Reproduce verbatim the lines of the listing below, from its first line through the line containing "item-document-tag[interactable]: 文档标签 bbox=[128, 251, 235, 275]", including both.

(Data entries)

⟨

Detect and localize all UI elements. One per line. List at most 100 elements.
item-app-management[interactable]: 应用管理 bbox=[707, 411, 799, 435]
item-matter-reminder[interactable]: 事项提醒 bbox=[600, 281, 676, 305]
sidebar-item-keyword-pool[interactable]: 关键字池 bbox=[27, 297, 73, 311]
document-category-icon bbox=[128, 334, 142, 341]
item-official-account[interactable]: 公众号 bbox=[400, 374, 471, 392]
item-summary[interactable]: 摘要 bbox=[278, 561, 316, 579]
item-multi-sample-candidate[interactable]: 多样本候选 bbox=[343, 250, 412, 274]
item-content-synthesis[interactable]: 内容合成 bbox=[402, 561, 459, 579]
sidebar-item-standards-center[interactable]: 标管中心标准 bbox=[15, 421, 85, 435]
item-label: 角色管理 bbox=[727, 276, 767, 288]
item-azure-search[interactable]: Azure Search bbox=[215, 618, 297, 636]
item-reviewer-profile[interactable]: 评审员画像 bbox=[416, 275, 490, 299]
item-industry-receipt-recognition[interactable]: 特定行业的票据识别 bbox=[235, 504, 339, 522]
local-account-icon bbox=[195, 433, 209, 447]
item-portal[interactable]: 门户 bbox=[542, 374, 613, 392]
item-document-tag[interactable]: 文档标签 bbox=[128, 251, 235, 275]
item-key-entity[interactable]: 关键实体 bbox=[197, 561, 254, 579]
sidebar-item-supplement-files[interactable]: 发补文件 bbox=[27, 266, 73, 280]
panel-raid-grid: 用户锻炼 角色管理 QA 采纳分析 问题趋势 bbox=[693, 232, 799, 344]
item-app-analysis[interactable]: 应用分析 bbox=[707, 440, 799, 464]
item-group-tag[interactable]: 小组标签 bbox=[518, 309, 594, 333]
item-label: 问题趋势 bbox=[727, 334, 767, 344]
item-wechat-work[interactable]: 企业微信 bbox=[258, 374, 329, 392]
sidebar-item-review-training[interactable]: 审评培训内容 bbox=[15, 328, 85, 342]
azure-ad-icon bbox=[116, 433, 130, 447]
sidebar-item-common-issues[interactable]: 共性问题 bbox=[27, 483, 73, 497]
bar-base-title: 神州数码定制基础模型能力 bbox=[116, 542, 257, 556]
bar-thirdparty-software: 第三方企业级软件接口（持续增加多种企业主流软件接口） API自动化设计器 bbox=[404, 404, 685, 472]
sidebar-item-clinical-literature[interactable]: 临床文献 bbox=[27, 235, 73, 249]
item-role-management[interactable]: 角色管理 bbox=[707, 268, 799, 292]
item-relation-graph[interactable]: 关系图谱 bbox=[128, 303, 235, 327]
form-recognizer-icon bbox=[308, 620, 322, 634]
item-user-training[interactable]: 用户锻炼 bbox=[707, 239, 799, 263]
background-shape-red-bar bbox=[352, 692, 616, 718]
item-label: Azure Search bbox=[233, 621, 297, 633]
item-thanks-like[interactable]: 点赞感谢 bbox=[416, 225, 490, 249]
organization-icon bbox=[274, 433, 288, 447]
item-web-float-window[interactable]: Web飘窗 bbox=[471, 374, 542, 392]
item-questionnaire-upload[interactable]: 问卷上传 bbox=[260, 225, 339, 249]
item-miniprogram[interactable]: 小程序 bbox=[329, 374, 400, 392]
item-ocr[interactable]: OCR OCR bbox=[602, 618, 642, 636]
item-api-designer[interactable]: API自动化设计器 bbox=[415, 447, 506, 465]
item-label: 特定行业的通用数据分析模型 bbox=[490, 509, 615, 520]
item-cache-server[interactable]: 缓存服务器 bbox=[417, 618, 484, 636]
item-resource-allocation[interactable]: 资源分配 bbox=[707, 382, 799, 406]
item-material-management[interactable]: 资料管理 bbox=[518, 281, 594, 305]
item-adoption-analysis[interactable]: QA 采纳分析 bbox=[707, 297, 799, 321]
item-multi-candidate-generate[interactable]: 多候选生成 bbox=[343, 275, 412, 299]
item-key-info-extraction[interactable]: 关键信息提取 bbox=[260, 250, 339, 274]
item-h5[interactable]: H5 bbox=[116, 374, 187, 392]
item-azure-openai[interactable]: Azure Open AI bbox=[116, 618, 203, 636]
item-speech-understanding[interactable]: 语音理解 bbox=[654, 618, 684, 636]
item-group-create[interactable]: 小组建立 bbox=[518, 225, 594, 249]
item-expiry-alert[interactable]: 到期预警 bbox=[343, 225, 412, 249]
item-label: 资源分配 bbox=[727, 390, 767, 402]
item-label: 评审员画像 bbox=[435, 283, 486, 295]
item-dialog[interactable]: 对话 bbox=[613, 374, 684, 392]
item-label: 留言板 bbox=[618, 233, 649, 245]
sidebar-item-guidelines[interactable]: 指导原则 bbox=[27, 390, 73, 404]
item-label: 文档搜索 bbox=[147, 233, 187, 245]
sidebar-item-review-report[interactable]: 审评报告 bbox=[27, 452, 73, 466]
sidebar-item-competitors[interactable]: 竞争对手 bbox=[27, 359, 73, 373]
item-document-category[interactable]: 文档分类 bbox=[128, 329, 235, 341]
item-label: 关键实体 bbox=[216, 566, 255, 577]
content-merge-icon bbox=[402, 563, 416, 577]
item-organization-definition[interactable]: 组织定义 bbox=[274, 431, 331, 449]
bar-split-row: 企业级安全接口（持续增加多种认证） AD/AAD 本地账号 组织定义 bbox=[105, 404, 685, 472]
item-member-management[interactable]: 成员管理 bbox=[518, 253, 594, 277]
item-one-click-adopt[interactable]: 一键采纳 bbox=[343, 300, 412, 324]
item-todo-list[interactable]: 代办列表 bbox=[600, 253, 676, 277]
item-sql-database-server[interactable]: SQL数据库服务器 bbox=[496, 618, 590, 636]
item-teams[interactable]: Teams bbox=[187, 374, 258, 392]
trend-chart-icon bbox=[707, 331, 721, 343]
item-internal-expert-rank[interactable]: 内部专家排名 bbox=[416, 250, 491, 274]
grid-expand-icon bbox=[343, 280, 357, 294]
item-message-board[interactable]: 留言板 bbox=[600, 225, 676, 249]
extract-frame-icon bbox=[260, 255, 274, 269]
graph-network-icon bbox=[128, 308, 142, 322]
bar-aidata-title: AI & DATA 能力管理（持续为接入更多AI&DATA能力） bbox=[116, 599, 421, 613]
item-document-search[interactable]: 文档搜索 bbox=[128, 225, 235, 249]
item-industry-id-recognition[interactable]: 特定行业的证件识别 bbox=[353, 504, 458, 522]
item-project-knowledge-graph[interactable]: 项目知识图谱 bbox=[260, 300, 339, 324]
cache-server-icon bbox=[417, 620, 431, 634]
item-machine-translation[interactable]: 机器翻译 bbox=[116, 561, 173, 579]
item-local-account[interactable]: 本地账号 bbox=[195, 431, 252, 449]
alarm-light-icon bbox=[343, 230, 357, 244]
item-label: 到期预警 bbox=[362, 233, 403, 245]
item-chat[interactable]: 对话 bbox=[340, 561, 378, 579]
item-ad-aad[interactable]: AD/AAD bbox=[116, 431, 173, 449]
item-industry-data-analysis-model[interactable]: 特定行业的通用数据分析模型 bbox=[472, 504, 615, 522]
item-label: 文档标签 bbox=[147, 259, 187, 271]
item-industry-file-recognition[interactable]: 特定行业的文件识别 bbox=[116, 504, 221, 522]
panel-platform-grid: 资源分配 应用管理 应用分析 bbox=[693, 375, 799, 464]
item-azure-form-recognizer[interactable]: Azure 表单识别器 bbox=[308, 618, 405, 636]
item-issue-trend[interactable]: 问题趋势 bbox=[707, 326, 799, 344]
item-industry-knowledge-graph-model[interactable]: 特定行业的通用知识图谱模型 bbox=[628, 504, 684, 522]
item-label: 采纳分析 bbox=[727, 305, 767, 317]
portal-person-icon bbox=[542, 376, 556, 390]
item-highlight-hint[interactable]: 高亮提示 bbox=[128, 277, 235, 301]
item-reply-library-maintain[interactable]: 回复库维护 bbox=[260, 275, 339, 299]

⟩

### Completed exercise
Detect and localize all UI elements. One per line. List at most 100 elements.
item-app-management[interactable]: 应用管理 bbox=[707, 411, 799, 435]
item-matter-reminder[interactable]: 事项提醒 bbox=[600, 281, 676, 305]
sidebar-item-keyword-pool[interactable]: 关键字池 bbox=[27, 297, 73, 311]
document-category-icon bbox=[128, 334, 142, 341]
item-official-account[interactable]: 公众号 bbox=[400, 374, 471, 392]
item-summary[interactable]: 摘要 bbox=[278, 561, 316, 579]
item-multi-sample-candidate[interactable]: 多样本候选 bbox=[343, 250, 412, 274]
item-content-synthesis[interactable]: 内容合成 bbox=[402, 561, 459, 579]
sidebar-item-standards-center[interactable]: 标管中心标准 bbox=[15, 421, 85, 435]
item-label: 角色管理 bbox=[727, 276, 767, 288]
item-azure-search[interactable]: Azure Search bbox=[215, 618, 297, 636]
item-reviewer-profile[interactable]: 评审员画像 bbox=[416, 275, 490, 299]
item-industry-receipt-recognition[interactable]: 特定行业的票据识别 bbox=[235, 504, 339, 522]
local-account-icon bbox=[195, 433, 209, 447]
item-portal[interactable]: 门户 bbox=[542, 374, 613, 392]
item-document-tag[interactable]: 文档标签 bbox=[128, 251, 235, 275]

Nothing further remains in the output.